:: Stored records

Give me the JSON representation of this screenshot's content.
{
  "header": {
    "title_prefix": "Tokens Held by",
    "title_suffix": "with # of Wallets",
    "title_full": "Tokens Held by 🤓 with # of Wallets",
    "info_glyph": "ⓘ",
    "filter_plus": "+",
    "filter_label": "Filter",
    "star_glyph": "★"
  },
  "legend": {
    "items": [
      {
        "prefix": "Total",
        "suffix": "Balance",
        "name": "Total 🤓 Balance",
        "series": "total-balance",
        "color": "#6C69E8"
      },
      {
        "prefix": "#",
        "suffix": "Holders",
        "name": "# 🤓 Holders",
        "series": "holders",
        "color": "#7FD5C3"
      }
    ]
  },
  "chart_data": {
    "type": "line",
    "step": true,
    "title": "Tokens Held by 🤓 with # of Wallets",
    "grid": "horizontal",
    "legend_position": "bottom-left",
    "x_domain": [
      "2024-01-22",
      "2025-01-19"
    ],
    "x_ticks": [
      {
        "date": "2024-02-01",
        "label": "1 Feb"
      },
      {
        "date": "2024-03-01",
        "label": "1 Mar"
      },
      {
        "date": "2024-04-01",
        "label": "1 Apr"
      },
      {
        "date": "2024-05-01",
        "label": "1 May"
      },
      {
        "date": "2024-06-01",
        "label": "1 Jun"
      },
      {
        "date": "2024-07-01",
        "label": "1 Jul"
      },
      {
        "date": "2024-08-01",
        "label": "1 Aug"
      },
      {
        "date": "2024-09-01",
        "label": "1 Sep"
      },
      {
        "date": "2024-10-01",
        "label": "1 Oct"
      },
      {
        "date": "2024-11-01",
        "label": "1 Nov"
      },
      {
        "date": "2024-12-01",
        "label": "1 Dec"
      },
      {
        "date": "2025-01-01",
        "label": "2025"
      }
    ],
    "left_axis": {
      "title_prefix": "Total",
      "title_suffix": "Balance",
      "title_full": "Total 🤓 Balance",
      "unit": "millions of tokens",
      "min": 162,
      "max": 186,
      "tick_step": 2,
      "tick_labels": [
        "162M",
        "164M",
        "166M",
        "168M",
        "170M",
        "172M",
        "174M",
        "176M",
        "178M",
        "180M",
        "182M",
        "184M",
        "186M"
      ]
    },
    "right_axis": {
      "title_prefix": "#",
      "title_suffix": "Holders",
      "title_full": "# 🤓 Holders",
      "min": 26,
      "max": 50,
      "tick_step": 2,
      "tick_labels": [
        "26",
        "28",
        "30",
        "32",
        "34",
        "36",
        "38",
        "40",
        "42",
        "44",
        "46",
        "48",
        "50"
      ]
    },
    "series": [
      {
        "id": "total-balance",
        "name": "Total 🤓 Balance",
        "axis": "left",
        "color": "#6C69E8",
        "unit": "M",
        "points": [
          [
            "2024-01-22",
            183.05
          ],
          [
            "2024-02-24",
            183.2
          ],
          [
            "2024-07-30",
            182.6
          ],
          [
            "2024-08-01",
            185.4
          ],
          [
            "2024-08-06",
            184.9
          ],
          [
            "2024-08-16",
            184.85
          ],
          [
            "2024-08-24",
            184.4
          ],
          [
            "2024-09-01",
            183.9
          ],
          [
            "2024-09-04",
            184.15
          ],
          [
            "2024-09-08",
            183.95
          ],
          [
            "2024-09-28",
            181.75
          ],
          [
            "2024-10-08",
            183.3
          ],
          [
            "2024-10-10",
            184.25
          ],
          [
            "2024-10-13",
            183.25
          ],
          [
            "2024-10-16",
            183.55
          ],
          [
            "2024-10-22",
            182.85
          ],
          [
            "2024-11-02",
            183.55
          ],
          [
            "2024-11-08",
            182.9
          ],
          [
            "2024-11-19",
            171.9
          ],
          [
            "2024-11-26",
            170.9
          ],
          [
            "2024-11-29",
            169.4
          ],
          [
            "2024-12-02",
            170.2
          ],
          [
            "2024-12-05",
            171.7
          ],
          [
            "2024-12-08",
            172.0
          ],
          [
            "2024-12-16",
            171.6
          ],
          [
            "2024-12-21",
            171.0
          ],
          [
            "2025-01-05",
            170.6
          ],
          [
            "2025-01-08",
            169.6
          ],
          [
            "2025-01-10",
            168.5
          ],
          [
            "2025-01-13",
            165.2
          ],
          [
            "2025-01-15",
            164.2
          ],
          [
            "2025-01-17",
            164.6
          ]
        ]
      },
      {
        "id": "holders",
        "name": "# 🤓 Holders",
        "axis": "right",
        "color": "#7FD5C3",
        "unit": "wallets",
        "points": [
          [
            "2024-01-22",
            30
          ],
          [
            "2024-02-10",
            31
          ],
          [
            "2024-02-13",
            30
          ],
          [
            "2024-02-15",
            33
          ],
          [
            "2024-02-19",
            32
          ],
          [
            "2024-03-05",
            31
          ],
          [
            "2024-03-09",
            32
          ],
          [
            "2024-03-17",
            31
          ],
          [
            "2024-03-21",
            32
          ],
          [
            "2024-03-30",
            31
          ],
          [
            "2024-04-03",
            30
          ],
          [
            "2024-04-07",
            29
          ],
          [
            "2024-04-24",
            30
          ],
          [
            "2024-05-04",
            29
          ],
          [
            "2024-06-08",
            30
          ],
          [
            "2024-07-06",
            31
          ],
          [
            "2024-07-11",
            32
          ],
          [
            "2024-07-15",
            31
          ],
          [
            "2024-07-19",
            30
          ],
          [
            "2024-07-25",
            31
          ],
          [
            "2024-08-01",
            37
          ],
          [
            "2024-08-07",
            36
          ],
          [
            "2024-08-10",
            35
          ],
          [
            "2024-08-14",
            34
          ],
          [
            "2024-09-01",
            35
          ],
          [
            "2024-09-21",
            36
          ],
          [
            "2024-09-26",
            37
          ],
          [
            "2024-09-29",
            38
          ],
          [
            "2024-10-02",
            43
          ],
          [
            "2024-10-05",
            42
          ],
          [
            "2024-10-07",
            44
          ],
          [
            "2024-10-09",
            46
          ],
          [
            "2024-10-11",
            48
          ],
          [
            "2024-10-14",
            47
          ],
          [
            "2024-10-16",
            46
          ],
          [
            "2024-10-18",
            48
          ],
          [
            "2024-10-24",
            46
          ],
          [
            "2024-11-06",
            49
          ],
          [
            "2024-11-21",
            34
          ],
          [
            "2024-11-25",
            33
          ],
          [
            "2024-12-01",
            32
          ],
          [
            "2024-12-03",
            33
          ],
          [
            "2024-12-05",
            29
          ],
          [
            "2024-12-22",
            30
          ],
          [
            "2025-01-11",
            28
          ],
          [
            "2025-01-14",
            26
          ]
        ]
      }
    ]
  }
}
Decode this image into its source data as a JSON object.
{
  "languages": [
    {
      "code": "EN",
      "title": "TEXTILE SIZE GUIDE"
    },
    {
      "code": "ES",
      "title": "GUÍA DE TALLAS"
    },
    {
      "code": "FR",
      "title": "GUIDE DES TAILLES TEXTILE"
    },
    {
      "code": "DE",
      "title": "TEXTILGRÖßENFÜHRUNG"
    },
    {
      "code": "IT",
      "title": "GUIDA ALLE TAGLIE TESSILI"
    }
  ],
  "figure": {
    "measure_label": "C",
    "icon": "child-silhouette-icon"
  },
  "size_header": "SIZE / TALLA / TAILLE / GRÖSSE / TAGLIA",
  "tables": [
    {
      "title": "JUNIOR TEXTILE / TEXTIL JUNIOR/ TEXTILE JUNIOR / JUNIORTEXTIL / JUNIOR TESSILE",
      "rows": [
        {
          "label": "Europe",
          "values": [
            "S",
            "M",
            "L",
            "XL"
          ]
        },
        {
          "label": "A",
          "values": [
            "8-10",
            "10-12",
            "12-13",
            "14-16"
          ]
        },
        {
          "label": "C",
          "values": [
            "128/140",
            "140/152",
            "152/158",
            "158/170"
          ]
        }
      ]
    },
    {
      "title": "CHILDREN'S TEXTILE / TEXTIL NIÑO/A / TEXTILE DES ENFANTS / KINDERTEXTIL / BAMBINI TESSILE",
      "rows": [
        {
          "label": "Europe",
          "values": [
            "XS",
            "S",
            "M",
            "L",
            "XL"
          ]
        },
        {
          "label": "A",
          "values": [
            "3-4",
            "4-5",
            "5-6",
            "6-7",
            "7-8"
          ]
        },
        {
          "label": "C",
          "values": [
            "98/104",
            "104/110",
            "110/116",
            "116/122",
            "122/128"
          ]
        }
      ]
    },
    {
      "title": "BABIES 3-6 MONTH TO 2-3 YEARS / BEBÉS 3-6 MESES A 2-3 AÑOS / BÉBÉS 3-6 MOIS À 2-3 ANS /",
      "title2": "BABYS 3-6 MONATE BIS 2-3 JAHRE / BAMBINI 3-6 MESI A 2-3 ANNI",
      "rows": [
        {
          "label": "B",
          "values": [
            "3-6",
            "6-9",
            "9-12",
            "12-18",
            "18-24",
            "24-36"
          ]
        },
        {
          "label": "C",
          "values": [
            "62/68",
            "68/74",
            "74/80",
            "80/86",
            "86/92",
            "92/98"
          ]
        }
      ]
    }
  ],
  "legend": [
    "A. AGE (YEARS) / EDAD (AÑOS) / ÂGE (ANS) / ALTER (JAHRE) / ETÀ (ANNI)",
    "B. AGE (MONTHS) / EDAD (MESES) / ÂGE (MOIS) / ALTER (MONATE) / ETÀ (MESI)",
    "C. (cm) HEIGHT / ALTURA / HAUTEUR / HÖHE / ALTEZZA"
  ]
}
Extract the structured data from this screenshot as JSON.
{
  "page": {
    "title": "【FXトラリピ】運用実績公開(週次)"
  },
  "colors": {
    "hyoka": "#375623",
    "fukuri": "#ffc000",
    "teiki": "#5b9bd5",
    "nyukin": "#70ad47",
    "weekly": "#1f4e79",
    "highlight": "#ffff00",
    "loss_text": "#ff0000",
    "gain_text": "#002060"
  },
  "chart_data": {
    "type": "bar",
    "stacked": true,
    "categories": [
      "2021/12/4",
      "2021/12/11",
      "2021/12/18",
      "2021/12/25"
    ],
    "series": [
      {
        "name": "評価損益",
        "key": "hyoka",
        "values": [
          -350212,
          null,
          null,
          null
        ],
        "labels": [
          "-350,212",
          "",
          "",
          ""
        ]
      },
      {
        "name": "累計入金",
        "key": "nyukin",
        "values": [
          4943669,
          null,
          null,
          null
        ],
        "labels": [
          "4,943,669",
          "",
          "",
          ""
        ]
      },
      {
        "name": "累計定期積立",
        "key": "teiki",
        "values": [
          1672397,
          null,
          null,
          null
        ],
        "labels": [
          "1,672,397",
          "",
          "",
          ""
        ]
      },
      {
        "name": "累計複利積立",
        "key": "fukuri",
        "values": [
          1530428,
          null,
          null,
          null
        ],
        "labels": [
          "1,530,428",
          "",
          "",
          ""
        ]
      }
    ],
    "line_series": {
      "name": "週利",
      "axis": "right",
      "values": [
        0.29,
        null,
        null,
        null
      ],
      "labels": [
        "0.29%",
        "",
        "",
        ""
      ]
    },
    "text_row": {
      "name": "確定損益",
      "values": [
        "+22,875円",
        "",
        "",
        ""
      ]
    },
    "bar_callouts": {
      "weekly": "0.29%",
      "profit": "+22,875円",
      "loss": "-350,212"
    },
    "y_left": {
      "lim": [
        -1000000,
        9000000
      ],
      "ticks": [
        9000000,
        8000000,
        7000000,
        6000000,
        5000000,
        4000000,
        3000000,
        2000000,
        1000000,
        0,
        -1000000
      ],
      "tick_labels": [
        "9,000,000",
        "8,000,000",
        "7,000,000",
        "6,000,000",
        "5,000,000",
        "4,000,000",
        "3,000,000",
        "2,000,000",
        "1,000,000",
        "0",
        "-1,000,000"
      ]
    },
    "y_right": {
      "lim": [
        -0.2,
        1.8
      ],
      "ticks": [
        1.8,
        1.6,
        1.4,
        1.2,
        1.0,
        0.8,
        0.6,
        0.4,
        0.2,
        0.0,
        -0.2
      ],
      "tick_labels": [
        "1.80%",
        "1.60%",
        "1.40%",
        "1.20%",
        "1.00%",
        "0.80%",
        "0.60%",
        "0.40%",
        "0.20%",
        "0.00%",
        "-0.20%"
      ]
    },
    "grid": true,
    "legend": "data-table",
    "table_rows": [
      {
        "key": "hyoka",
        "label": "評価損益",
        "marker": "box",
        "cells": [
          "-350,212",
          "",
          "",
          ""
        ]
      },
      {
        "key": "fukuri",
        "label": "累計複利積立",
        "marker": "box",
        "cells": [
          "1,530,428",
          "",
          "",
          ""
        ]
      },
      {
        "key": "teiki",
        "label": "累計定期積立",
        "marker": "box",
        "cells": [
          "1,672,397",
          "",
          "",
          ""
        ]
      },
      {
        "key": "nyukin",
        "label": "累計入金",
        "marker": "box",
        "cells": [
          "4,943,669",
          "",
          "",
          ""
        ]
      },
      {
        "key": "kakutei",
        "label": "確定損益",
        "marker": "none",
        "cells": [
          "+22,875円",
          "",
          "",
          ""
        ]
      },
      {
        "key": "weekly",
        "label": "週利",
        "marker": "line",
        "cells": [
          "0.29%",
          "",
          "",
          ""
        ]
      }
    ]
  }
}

::::

[Aim of the exercise] Report every line containing the word "GUIDE" from the listing above.

[The response]
      "title": "TEXTILE SIZE GUIDE"
      "title": "GUIDE DES TAILLES TEXTILE"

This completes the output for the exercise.